## Exercise objective
Extract all lines containing "name".

--- START Data supplied ---

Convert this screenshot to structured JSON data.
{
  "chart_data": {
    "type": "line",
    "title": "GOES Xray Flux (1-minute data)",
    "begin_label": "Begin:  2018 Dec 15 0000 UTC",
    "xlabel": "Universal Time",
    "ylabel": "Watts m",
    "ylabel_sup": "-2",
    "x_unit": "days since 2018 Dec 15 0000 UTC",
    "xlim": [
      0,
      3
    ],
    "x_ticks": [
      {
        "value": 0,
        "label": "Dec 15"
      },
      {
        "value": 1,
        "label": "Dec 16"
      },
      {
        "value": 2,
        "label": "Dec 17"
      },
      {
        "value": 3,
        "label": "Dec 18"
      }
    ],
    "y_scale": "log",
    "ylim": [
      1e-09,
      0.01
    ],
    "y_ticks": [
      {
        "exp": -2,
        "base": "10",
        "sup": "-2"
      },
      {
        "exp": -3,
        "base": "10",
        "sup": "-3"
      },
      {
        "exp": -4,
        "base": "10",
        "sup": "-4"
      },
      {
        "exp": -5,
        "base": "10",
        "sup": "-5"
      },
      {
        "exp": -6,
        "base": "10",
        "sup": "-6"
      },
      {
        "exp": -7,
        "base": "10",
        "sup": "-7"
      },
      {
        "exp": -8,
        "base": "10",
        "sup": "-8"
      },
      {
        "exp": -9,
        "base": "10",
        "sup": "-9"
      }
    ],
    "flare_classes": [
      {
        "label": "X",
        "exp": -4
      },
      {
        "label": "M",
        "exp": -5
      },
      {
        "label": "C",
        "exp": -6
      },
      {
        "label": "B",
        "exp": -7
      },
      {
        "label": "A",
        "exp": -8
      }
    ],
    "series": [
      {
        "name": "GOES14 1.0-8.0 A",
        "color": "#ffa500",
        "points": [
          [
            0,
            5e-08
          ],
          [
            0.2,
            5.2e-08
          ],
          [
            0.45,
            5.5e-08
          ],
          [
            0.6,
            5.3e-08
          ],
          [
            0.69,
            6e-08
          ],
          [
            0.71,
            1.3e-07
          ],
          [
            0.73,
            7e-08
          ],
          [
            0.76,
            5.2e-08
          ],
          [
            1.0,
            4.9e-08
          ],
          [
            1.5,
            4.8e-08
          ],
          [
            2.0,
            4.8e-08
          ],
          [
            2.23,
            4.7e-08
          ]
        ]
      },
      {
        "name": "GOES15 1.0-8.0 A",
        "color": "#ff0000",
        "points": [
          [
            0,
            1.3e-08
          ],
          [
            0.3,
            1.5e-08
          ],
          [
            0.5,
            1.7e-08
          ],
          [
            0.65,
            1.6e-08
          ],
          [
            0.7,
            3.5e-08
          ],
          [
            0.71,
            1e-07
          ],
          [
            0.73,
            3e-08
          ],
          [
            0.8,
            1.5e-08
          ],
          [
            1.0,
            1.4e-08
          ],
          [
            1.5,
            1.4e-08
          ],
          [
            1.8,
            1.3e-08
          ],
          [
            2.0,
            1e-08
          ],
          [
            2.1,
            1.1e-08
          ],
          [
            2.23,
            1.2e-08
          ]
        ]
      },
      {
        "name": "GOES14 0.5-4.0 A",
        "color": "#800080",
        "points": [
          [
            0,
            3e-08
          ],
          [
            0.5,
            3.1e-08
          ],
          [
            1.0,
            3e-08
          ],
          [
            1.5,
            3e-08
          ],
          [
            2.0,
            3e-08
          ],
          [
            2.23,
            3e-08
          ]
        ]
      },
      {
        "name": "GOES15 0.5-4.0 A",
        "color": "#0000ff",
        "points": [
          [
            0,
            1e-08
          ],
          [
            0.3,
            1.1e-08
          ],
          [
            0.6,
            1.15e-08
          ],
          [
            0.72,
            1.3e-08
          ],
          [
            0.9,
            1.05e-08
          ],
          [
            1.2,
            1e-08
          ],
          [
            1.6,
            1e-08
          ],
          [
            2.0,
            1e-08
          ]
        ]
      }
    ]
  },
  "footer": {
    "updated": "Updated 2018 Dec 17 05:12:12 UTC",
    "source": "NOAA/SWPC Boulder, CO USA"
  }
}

--- END Data supplied ---

## Complete response
        "name": "GOES14 1.0-8.0 A",
        "name": "GOES15 1.0-8.0 A",
        "name": "GOES14 0.5-4.0 A",
        "name": "GOES15 0.5-4.0 A",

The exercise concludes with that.